%%

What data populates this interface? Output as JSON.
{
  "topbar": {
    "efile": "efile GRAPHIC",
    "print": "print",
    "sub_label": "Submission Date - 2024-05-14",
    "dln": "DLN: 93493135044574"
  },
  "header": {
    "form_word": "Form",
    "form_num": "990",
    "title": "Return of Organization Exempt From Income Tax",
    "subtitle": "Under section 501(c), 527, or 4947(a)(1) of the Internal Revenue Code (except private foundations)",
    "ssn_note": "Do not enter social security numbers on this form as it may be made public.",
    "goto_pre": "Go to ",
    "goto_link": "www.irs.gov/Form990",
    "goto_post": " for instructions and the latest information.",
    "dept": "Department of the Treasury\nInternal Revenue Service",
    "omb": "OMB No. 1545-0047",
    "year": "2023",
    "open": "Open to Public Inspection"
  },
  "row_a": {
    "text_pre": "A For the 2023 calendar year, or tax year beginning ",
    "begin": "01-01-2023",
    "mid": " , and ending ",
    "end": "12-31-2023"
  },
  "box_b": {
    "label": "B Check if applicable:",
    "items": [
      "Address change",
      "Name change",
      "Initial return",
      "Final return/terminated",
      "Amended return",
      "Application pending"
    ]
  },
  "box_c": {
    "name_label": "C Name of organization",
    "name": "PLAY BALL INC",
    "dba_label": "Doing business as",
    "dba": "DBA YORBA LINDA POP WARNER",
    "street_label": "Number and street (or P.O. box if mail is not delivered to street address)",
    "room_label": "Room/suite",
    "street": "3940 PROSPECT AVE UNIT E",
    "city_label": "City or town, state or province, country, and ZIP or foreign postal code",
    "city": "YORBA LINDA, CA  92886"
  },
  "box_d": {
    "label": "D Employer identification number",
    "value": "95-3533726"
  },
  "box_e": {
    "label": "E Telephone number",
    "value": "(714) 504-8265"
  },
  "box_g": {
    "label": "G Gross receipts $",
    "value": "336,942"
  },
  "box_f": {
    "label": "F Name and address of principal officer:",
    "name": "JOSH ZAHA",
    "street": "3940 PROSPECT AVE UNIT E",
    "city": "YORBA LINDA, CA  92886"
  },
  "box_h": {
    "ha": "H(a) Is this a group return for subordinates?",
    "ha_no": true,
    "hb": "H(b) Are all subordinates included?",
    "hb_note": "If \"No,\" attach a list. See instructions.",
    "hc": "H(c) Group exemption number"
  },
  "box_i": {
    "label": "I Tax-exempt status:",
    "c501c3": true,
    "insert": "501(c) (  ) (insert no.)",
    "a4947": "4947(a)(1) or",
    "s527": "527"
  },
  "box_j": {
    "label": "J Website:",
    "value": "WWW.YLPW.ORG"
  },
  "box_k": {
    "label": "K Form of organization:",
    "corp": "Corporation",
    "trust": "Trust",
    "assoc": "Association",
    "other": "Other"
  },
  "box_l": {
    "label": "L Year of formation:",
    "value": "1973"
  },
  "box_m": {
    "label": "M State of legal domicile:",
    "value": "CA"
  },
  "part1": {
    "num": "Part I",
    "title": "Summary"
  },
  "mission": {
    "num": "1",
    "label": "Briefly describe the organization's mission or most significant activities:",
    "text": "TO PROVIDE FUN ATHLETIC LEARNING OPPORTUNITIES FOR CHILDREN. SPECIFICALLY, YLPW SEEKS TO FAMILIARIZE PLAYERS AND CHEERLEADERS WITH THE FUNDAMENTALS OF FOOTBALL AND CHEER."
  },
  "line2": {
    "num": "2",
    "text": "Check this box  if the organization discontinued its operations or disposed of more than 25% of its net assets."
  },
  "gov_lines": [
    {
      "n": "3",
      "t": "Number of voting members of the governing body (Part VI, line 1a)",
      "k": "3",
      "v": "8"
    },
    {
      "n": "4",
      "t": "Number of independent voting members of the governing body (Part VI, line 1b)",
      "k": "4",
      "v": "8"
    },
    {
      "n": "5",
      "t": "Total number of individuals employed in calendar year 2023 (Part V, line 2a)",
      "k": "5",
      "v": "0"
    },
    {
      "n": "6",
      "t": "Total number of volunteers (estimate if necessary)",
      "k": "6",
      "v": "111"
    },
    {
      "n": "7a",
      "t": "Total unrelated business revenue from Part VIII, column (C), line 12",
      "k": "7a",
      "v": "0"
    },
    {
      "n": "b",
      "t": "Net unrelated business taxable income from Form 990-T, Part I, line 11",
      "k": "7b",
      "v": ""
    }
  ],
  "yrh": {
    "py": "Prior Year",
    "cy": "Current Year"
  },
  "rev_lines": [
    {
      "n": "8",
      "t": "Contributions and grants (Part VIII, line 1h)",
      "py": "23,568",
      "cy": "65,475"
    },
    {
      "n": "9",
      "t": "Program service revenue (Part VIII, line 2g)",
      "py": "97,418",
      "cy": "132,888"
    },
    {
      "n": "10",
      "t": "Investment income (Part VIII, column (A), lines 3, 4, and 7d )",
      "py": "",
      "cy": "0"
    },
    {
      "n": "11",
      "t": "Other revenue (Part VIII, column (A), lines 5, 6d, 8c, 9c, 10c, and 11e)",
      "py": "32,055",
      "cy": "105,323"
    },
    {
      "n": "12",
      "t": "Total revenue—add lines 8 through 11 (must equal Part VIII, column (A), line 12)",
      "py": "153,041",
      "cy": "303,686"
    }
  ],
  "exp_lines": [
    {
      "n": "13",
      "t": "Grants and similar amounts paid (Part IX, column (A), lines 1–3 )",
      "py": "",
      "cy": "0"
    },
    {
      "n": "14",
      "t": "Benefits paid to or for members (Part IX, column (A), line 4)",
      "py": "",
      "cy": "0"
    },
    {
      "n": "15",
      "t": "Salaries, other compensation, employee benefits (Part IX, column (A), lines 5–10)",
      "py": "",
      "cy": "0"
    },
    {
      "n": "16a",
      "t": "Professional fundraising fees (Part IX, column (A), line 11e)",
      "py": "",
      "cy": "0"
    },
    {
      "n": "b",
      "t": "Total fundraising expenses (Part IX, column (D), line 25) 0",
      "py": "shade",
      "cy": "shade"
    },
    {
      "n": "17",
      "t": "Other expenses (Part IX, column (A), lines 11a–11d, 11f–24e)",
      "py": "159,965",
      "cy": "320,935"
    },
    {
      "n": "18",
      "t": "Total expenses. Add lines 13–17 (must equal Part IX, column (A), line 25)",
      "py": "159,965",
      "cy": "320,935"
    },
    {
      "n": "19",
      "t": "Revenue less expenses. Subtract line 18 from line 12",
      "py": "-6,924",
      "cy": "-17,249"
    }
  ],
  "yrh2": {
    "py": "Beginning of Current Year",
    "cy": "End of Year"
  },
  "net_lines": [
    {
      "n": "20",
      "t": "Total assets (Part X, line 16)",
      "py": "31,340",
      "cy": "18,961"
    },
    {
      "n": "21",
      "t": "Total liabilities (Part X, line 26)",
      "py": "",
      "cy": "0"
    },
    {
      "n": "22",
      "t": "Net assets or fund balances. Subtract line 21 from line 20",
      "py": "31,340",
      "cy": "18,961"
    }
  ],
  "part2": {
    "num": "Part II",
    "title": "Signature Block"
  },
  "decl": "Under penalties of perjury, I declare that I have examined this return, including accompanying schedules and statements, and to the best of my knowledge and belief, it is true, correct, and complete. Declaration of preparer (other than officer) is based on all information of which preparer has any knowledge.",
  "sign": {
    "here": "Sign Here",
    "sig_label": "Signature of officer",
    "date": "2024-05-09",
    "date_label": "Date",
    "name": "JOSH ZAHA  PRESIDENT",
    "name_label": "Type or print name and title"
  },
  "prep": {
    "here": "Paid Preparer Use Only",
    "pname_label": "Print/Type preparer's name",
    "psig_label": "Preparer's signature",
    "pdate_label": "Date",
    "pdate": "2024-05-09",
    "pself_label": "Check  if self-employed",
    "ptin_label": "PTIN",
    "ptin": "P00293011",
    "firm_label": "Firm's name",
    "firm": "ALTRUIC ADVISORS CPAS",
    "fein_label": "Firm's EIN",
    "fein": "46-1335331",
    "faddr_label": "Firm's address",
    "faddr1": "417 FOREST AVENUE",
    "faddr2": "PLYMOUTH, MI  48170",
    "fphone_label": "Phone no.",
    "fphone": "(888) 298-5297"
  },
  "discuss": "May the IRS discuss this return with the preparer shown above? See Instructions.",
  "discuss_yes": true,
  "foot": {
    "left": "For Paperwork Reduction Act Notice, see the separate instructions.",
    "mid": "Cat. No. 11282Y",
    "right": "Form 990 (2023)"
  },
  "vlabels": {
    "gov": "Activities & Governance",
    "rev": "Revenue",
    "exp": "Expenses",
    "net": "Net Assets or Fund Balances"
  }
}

%%

- _WRITTEN EXERCISE_:
Only lines with the string "Subtract" belong in your answer; copy each one.

- _WRITTEN ANSWER_:
      "t": "Revenue less expenses. Subtract line 18 from line 12",
      "t": "Net assets or fund balances. Subtract line 21 from line 20",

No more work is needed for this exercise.